- To be done
Recast the lines below as a JSON list of strings, one string for each line, leaving out any blank lines.

########

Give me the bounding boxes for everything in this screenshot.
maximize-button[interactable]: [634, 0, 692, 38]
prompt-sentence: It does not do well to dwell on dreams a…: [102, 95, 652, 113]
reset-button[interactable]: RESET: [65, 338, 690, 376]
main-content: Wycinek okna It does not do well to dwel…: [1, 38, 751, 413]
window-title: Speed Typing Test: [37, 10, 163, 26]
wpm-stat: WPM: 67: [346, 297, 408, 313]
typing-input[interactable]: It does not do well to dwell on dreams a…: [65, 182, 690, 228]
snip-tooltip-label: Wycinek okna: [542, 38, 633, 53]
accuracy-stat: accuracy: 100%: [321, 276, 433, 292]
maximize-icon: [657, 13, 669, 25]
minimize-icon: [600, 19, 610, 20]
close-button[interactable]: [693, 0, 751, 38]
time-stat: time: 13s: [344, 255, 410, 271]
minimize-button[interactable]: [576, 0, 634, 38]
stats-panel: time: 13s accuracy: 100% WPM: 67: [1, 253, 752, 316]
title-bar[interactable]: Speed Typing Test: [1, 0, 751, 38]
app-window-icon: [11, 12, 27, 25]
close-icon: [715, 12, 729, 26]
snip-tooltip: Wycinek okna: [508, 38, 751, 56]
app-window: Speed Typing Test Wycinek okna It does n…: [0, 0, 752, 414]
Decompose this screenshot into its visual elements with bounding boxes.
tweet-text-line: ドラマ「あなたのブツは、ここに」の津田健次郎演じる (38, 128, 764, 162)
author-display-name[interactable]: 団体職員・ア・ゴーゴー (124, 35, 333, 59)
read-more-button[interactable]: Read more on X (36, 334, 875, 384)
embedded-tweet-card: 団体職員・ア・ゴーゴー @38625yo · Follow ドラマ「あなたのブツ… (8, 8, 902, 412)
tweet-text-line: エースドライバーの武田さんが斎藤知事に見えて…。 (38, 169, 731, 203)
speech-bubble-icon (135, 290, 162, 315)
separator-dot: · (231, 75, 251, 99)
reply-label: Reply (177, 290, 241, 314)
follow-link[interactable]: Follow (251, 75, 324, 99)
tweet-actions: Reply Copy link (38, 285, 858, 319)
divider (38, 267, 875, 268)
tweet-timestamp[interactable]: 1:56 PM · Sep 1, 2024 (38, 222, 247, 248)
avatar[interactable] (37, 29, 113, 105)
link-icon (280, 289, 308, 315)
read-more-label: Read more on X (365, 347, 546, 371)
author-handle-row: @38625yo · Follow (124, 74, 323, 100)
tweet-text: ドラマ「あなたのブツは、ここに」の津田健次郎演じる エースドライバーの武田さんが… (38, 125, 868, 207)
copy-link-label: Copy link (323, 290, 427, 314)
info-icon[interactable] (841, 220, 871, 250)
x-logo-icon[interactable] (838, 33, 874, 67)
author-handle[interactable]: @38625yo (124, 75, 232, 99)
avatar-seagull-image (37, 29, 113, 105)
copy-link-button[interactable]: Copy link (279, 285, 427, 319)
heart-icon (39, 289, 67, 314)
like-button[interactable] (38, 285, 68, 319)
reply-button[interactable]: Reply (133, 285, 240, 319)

########

- Problem solution
[
  "Give me the bounding boxes for everything in this screenshot.",
  "maximize-button[interactable]: [634, 0, 692, 38]",
  "prompt-sentence: It does not do well to dwell on dreams a…: [102, 95, 652, 113]",
  "reset-button[interactable]: RESET: [65, 338, 690, 376]",
  "main-content: Wycinek okna It does not do well to dwel…: [1, 38, 751, 413]",
  "window-title: Speed Typing Test: [37, 10, 163, 26]",
  "wpm-stat: WPM: 67: [346, 297, 408, 313]",
  "typing-input[interactable]: It does not do well to dwell on dreams a…: [65, 182, 690, 228]",
  "snip-tooltip-label: Wycinek okna: [542, 38, 633, 53]",
  "accuracy-stat: accuracy: 100%: [321, 276, 433, 292]",
  "maximize-icon: [657, 13, 669, 25]",
  "minimize-icon: [600, 19, 610, 20]",
  "close-button[interactable]: [693, 0, 751, 38]",
  "time-stat: time: 13s: [344, 255, 410, 271]",
  "minimize-button[interactable]: [576, 0, 634, 38]",
  "stats-panel: time: 13s accuracy: 100% WPM: 67: [1, 253, 752, 316]",
  "title-bar[interactable]: Speed Typing Test: [1, 0, 751, 38]",
  "app-window-icon: [11, 12, 27, 25]",
  "close-icon: [715, 12, 729, 26]",
  "snip-tooltip: Wycinek okna: [508, 38, 751, 56]",
  "app-window: Speed Typing Test Wycinek okna It does n…: [0, 0, 752, 414]",
  "Decompose this screenshot into its visual elements with bounding boxes.",
  "tweet-text-line: ドラマ「あなたのブツは、ここに」の津田健次郎演じる (38, 128, 764, 162)",
  "author-display-name[interactable]: 団体職員・ア・ゴーゴー (124, 35, 333, 59)",
  "read-more-button[interactable]: Read more on X (36, 334, 875, 384)",
  "embedded-tweet-card: 団体職員・ア・ゴーゴー @38625yo · Follow ドラマ「あなたのブツ… (8, 8, 902, 412)",
  "tweet-text-line: エースドライバーの武田さんが斎藤知事に見えて…。 (38, 169, 731, 203)",
  "speech-bubble-icon (135, 290, 162, 315)",
  "separator-dot: · (231, 75, 251, 99)",
  "reply-label: Reply (177, 290, 241, 314)",
  "follow-link[interactable]: Follow (251, 75, 324, 99)",
  "tweet-actions: Reply Copy link (38, 285, 858, 319)",
  "divider (38, 267, 875, 268)",
  "tweet-timestamp[interactable]: 1:56 PM · Sep 1, 2024 (38, 222, 247, 248)",
  "avatar[interactable] (37, 29, 113, 105)",
  "link-icon (280, 289, 308, 315)",
  "read-more-label: Read more on X (365, 347, 546, 371)",
  "author-handle-row: @38625yo · Follow (124, 74, 323, 100)",
  "tweet-text: ドラマ「あなたのブツは、ここに」の津田健次郎演じる エースドライバーの武田さんが… (38, 125, 868, 207)",
  "copy-link-label: Copy link (323, 290, 427, 314)",
  "info-icon[interactable] (841, 220, 871, 250)",
  "x-logo-icon[interactable] (838, 33, 874, 67)",
  "author-handle[interactable]: @38625yo (124, 75, 232, 99)",
  "avatar-seagull-image (37, 29, 113, 105)",
  "copy-link-button[interactable]: Copy link (279, 285, 427, 319)",
  "heart-icon (39, 289, 67, 314)",
  "like-button[interactable] (38, 285, 68, 319)",
  "reply-button[interactable]: Reply (133, 285, 240, 319)"
]